_WHAT IS ASKED_: Restate every line of the material, word for word.

_RECORDS SUPPLIED_:
⁂

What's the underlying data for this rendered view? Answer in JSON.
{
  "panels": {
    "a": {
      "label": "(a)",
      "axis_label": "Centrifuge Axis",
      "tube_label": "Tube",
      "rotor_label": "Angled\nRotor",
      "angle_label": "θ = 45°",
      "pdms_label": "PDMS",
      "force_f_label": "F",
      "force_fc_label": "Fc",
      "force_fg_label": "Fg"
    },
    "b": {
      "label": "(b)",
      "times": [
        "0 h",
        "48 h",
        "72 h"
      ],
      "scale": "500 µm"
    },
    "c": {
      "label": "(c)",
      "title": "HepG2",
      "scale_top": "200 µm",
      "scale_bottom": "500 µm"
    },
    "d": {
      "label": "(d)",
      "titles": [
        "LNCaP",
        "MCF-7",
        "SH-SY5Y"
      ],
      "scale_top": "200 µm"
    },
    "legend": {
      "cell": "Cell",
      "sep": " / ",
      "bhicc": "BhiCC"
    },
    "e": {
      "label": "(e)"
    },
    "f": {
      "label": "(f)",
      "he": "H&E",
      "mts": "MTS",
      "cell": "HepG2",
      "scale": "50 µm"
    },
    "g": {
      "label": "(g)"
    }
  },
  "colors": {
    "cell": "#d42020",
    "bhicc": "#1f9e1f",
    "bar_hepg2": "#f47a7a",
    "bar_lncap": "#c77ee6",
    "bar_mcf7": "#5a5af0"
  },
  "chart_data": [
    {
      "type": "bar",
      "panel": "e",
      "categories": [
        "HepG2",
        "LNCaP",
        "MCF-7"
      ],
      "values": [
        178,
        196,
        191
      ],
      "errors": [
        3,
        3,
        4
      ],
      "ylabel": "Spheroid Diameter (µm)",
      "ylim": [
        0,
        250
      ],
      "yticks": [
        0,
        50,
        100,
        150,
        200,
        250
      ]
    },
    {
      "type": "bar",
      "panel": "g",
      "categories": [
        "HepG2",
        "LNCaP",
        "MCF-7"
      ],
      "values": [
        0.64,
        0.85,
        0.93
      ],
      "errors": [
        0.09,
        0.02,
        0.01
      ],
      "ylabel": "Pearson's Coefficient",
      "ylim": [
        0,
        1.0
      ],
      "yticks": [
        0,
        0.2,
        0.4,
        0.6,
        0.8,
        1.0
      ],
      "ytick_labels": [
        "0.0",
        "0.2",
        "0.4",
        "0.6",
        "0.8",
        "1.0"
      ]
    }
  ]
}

⁂

_FINISHED TASK_:
What's the underlying data for this rendered view? Answer in JSON.
{
  "panels": {
    "a": {
      "label": "(a)",
      "axis_label": "Centrifuge Axis",
      "tube_label": "Tube",
      "rotor_label": "Angled\nRotor",
      "angle_label": "θ = 45°",
      "pdms_label": "PDMS",
      "force_f_label": "F",
      "force_fc_label": "Fc",
      "force_fg_label": "Fg"
    },
    "b": {
      "label": "(b)",
      "times": [
        "0 h",
        "48 h",
        "72 h"
      ],
      "scale": "500 µm"
    },
    "c": {
      "label": "(c)",
      "title": "HepG2",
      "scale_top": "200 µm",
      "scale_bottom": "500 µm"
    },
    "d": {
      "label": "(d)",
      "titles": [
        "LNCaP",
        "MCF-7",
        "SH-SY5Y"
      ],
      "scale_top": "200 µm"
    },
    "legend": {
      "cell": "Cell",
      "sep": " / ",
      "bhicc": "BhiCC"
    },
    "e": {
      "label": "(e)"
    },
    "f": {
      "label": "(f)",
      "he": "H&E",
      "mts": "MTS",
      "cell": "HepG2",
      "scale": "50 µm"
    },
    "g": {
      "label": "(g)"
    }
  },
  "colors": {
    "cell": "#d42020",
    "bhicc": "#1f9e1f",
    "bar_hepg2": "#f47a7a",
    "bar_lncap": "#c77ee6",
    "bar_mcf7": "#5a5af0"
  },
  "chart_data": [
    {
      "type": "bar",
      "panel": "e",
      "categories": [
        "HepG2",
        "LNCaP",
        "MCF-7"
      ],
      "values": [
        178,
        196,
        191
      ],
      "errors": [
        3,
        3,
        4
      ],
      "ylabel": "Spheroid Diameter (µm)",
      "ylim": [
        0,
        250
      ],
      "yticks": [
        0,
        50,
        100,
        150,
        200,
        250
      ]
    },
    {
      "type": "bar",
      "panel": "g",
      "categories": [
        "HepG2",
        "LNCaP",
        "MCF-7"
      ],
      "values": [
        0.64,
        0.85,
        0.93
      ],
      "errors": [
        0.09,
        0.02,
        0.01
      ],
      "ylabel": "Pearson's Coefficient",
      "ylim": [
        0,
        1.0
      ],
      "yticks": [
        0,
        0.2,
        0.4,
        0.6,
        0.8,
        1.0
      ],
      "ytick_labels": [
        "0.0",
        "0.2",
        "0.4",
        "0.6",
        "0.8",
        "1.0"
      ]
    }
  ]
}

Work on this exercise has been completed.